### Task instructions:
Every line below that includes "America" counts toward the total. Report that total alone.

(Records about charts and figures)
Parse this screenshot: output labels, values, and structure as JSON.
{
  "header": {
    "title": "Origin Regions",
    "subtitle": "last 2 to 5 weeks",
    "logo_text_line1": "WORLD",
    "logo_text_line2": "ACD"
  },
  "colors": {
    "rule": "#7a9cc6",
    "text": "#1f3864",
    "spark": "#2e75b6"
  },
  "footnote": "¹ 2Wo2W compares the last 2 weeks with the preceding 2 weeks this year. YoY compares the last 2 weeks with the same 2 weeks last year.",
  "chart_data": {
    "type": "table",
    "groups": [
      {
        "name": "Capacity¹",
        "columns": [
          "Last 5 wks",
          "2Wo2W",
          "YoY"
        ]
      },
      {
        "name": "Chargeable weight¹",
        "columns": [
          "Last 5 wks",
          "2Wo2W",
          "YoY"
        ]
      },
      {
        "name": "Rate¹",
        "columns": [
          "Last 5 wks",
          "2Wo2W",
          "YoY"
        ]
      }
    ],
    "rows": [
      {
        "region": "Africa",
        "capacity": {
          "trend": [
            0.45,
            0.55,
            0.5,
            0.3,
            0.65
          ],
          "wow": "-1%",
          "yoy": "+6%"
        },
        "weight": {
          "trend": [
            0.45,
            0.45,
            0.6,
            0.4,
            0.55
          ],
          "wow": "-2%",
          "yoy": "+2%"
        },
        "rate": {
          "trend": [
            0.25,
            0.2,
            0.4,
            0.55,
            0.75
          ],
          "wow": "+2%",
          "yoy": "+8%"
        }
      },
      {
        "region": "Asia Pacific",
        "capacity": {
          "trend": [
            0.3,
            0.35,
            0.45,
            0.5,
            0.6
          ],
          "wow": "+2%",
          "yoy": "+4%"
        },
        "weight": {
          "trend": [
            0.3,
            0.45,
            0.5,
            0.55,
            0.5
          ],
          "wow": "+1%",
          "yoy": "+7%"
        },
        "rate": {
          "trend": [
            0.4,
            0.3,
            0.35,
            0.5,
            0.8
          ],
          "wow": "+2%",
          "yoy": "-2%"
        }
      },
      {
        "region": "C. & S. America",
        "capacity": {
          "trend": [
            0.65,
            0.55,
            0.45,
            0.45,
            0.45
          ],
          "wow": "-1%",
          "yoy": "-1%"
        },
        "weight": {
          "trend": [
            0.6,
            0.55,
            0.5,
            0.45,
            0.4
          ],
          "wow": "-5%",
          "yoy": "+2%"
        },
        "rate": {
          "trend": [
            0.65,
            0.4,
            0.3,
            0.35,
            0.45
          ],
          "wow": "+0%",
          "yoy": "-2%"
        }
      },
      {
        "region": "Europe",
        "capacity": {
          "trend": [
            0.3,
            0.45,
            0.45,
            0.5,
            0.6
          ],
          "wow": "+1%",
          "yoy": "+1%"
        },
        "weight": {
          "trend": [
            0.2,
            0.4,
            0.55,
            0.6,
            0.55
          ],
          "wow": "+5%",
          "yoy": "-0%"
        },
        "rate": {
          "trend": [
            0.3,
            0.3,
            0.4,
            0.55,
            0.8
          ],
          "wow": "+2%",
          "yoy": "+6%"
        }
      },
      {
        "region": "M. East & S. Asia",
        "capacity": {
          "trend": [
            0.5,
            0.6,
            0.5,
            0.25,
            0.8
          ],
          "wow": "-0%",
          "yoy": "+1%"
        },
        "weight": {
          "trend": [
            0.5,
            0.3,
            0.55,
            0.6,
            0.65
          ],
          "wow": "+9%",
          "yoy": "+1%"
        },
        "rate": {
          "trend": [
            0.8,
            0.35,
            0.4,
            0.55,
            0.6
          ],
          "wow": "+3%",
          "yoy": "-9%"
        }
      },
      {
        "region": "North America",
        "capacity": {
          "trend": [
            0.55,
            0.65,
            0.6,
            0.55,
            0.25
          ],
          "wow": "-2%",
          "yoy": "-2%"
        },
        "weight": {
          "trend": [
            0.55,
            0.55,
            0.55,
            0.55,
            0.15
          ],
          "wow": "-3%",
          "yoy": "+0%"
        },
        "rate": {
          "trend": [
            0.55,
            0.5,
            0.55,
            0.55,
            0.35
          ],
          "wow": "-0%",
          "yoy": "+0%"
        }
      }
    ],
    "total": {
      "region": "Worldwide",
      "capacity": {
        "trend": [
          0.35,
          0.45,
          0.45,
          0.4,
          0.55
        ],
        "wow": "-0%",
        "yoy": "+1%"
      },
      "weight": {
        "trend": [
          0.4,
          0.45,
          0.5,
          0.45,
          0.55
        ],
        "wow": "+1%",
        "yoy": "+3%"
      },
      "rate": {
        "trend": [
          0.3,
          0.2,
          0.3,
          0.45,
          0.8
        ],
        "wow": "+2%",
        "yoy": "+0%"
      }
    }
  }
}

### Solved exercise:
2